[Data tied to figure images]
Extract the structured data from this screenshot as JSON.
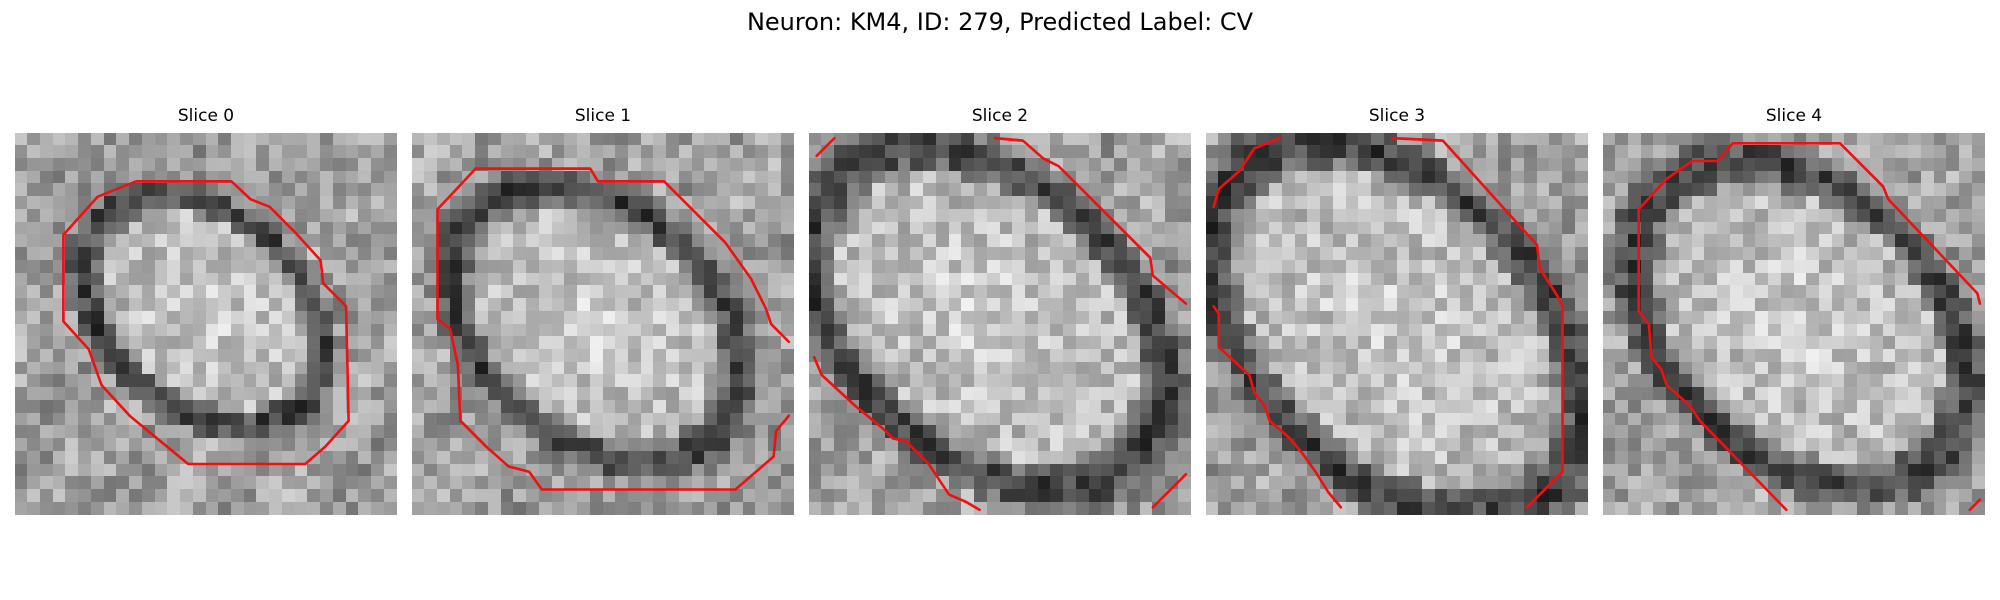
{
  "figure": {
    "title": "Neuron: KM4, ID: 279, Predicted Label: CV"
  },
  "slices": [
    {
      "label": "Slice 0"
    },
    {
      "label": "Slice 1"
    },
    {
      "label": "Slice 2"
    },
    {
      "label": "Slice 3"
    },
    {
      "label": "Slice 4"
    }
  ],
  "colors": {
    "contour": "#ee1111",
    "background": "#ffffff"
  }
}
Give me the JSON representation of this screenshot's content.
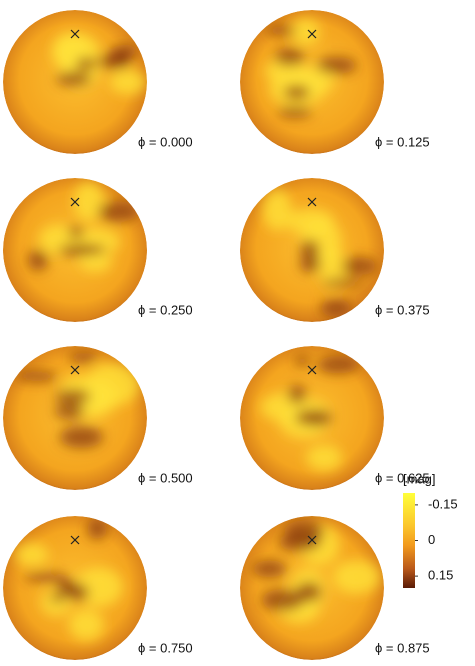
{
  "panels": [
    {
      "label": "ϕ = 0.000"
    },
    {
      "label": "ϕ = 0.125"
    },
    {
      "label": "ϕ = 0.250"
    },
    {
      "label": "ϕ = 0.375"
    },
    {
      "label": "ϕ = 0.500"
    },
    {
      "label": "ϕ = 0.625"
    },
    {
      "label": "ϕ = 0.750"
    },
    {
      "label": "ϕ = 0.875"
    }
  ],
  "colorbar": {
    "title": "[mag]",
    "lim": [
      -0.2,
      0.2
    ],
    "ticks": [
      -0.15,
      0,
      0.15
    ]
  }
}
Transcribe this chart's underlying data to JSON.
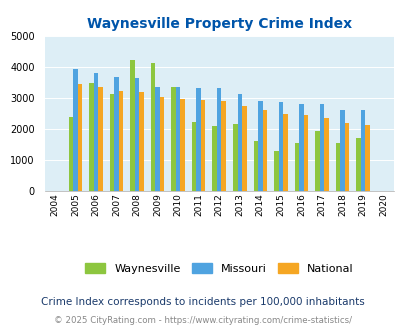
{
  "title": "Waynesville Property Crime Index",
  "years": [
    2004,
    2005,
    2006,
    2007,
    2008,
    2009,
    2010,
    2011,
    2012,
    2013,
    2014,
    2015,
    2016,
    2017,
    2018,
    2019,
    2020
  ],
  "waynesville": [
    null,
    2400,
    3500,
    3150,
    4250,
    4150,
    3350,
    2250,
    2100,
    2175,
    1625,
    1300,
    1575,
    1950,
    1575,
    1725,
    null
  ],
  "missouri": [
    null,
    3950,
    3825,
    3700,
    3650,
    3350,
    3350,
    3325,
    3325,
    3150,
    2925,
    2875,
    2825,
    2825,
    2625,
    2625,
    null
  ],
  "national": [
    null,
    3450,
    3350,
    3250,
    3200,
    3050,
    2975,
    2950,
    2900,
    2750,
    2625,
    2500,
    2475,
    2375,
    2200,
    2150,
    null
  ],
  "waynesville_color": "#8dc63f",
  "missouri_color": "#4fa3e0",
  "national_color": "#f5a623",
  "bg_color": "#ddeef6",
  "ylim": [
    0,
    5000
  ],
  "yticks": [
    0,
    1000,
    2000,
    3000,
    4000,
    5000
  ],
  "footnote1": "Crime Index corresponds to incidents per 100,000 inhabitants",
  "footnote2": "© 2025 CityRating.com - https://www.cityrating.com/crime-statistics/",
  "title_color": "#0055aa",
  "footnote1_color": "#1a3a6b",
  "footnote2_color": "#888888"
}
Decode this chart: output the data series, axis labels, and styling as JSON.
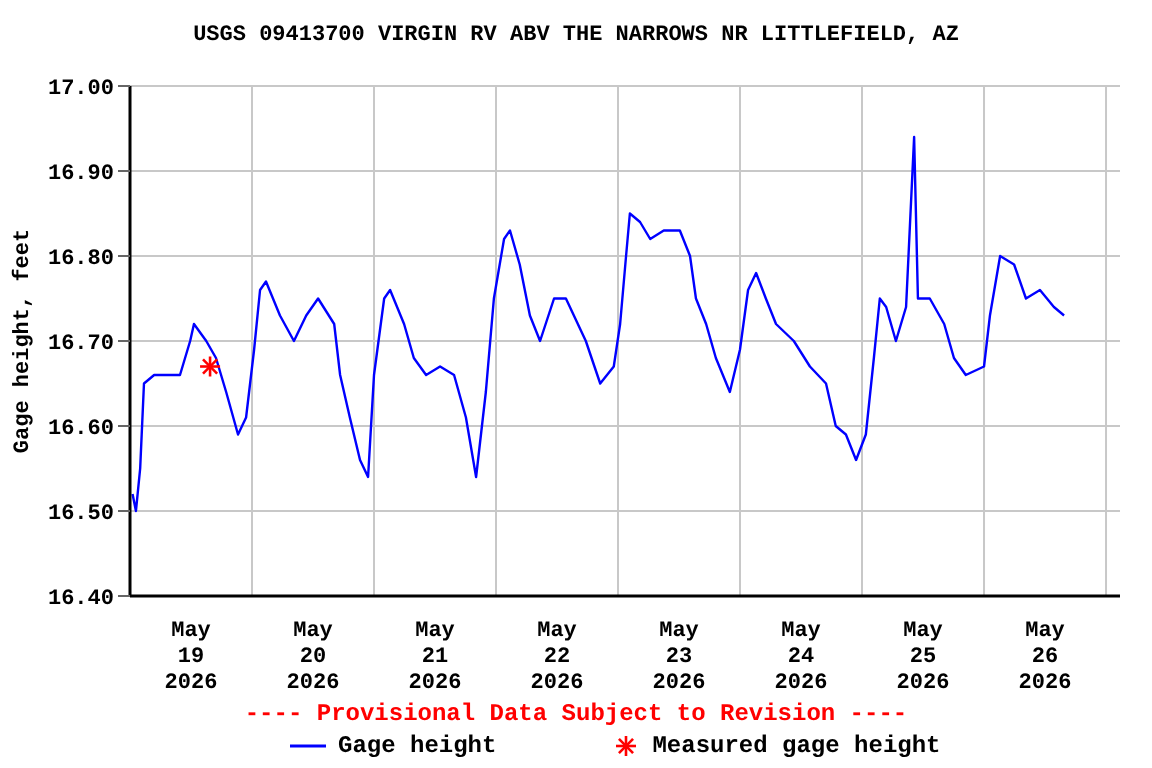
{
  "chart_data": {
    "type": "line",
    "title": "USGS 09413700 VIRGIN RV ABV THE NARROWS NR LITTLEFIELD, AZ",
    "ylabel": "Gage height, feet",
    "annotations": [
      "---- Provisional Data Subject to Revision ----"
    ],
    "xlim": [
      "2026-05-19T00:00",
      "2026-05-27T02:45"
    ],
    "xticks": [
      {
        "value": "2026-05-19T00:00",
        "label": null
      },
      {
        "value": "2026-05-19T12:00",
        "label": "May\n19\n2026"
      },
      {
        "value": "2026-05-20T00:00",
        "label": null
      },
      {
        "value": "2026-05-20T12:00",
        "label": "May\n20\n2026"
      },
      {
        "value": "2026-05-21T00:00",
        "label": null
      },
      {
        "value": "2026-05-21T12:00",
        "label": "May\n21\n2026"
      },
      {
        "value": "2026-05-22T00:00",
        "label": null
      },
      {
        "value": "2026-05-22T12:00",
        "label": "May\n22\n2026"
      },
      {
        "value": "2026-05-23T00:00",
        "label": null
      },
      {
        "value": "2026-05-23T12:00",
        "label": "May\n23\n2026"
      },
      {
        "value": "2026-05-24T00:00",
        "label": null
      },
      {
        "value": "2026-05-24T12:00",
        "label": "May\n24\n2026"
      },
      {
        "value": "2026-05-25T00:00",
        "label": null
      },
      {
        "value": "2026-05-25T12:00",
        "label": "May\n25\n2026"
      },
      {
        "value": "2026-05-26T00:00",
        "label": null
      },
      {
        "value": "2026-05-26T12:00",
        "label": "May\n26\n2026"
      },
      {
        "value": "2026-05-27T00:00",
        "label": null
      }
    ],
    "ylim": [
      16.4,
      17.0
    ],
    "yticks": [
      {
        "value": 16.4,
        "label": "16.40"
      },
      {
        "value": 16.5,
        "label": "16.50"
      },
      {
        "value": 16.6,
        "label": "16.60"
      },
      {
        "value": 16.7,
        "label": "16.70"
      },
      {
        "value": 16.8,
        "label": "16.80"
      },
      {
        "value": 16.9,
        "label": "16.90"
      },
      {
        "value": 17.0,
        "label": "17.00"
      }
    ],
    "grid": true,
    "legend": "bottom",
    "series": [
      {
        "name": "Gage height",
        "color": "#0000ff",
        "marker": "none",
        "line_style": "solid",
        "x": [
          "2026-05-19T00:30",
          "2026-05-19T01:10",
          "2026-05-19T02:00",
          "2026-05-19T02:45",
          "2026-05-19T04:45",
          "2026-05-19T09:50",
          "2026-05-19T11:50",
          "2026-05-19T12:35",
          "2026-05-19T15:00",
          "2026-05-19T16:55",
          "2026-05-19T18:55",
          "2026-05-19T21:15",
          "2026-05-19T22:50",
          "2026-05-20T00:25",
          "2026-05-20T01:35",
          "2026-05-20T02:45",
          "2026-05-20T05:30",
          "2026-05-20T08:15",
          "2026-05-20T10:40",
          "2026-05-20T13:00",
          "2026-05-20T16:10",
          "2026-05-20T17:20",
          "2026-05-20T19:15",
          "2026-05-20T21:15",
          "2026-05-20T22:50",
          "2026-05-21T00:00",
          "2026-05-21T02:00",
          "2026-05-21T03:10",
          "2026-05-21T05:55",
          "2026-05-21T07:50",
          "2026-05-21T10:15",
          "2026-05-21T13:00",
          "2026-05-21T15:45",
          "2026-05-21T18:05",
          "2026-05-21T20:05",
          "2026-05-21T22:00",
          "2026-05-21T23:35",
          "2026-05-22T01:35",
          "2026-05-22T02:45",
          "2026-05-22T04:40",
          "2026-05-22T06:40",
          "2026-05-22T08:40",
          "2026-05-22T11:25",
          "2026-05-22T13:45",
          "2026-05-22T17:40",
          "2026-05-22T20:30",
          "2026-05-22T23:10",
          "2026-05-23T00:25",
          "2026-05-23T01:35",
          "2026-05-23T02:20",
          "2026-05-23T04:20",
          "2026-05-23T06:20",
          "2026-05-23T09:00",
          "2026-05-23T12:10",
          "2026-05-23T14:10",
          "2026-05-23T15:20",
          "2026-05-23T17:20",
          "2026-05-23T19:15",
          "2026-05-23T22:00",
          "2026-05-24T00:00",
          "2026-05-24T01:35",
          "2026-05-24T03:10",
          "2026-05-24T05:05",
          "2026-05-24T07:05",
          "2026-05-24T10:35",
          "2026-05-24T13:45",
          "2026-05-24T16:55",
          "2026-05-24T18:50",
          "2026-05-24T20:50",
          "2026-05-24T22:50",
          "2026-05-25T00:45",
          "2026-05-25T02:20",
          "2026-05-25T03:30",
          "2026-05-25T04:45",
          "2026-05-25T06:40",
          "2026-05-25T08:40",
          "2026-05-25T10:15",
          "2026-05-25T11:00",
          "2026-05-25T13:20",
          "2026-05-25T16:10",
          "2026-05-25T18:05",
          "2026-05-25T20:25",
          "2026-05-26T00:00",
          "2026-05-26T01:10",
          "2026-05-26T03:10",
          "2026-05-26T05:55",
          "2026-05-26T08:15",
          "2026-05-26T11:00",
          "2026-05-26T13:45",
          "2026-05-26T15:45"
        ],
        "values": [
          16.52,
          16.5,
          16.55,
          16.65,
          16.66,
          16.66,
          16.7,
          16.72,
          16.7,
          16.68,
          16.64,
          16.59,
          16.61,
          16.69,
          16.76,
          16.77,
          16.73,
          16.7,
          16.73,
          16.75,
          16.72,
          16.66,
          16.61,
          16.56,
          16.54,
          16.66,
          16.75,
          16.76,
          16.72,
          16.68,
          16.66,
          16.67,
          16.66,
          16.61,
          16.54,
          16.64,
          16.75,
          16.82,
          16.83,
          16.79,
          16.73,
          16.7,
          16.75,
          16.75,
          16.7,
          16.65,
          16.67,
          16.72,
          16.8,
          16.85,
          16.84,
          16.82,
          16.83,
          16.83,
          16.8,
          16.75,
          16.72,
          16.68,
          16.64,
          16.69,
          16.76,
          16.78,
          16.75,
          16.72,
          16.7,
          16.67,
          16.65,
          16.6,
          16.59,
          16.56,
          16.59,
          16.68,
          16.75,
          16.74,
          16.7,
          16.74,
          16.94,
          16.75,
          16.75,
          16.72,
          16.68,
          16.66,
          16.67,
          16.73,
          16.8,
          16.79,
          16.75,
          16.76,
          16.74,
          16.73
        ]
      },
      {
        "name": "Measured gage height",
        "type": "scatter",
        "color": "#ff0000",
        "marker": "cross",
        "x": [
          "2026-05-19T15:45"
        ],
        "values": [
          16.67
        ]
      }
    ]
  }
}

## [STATED EXERCISE]
Count every line in the entries above where the word "screenshot" appears; respond with the number alone.

## [FINAL RESULT]
2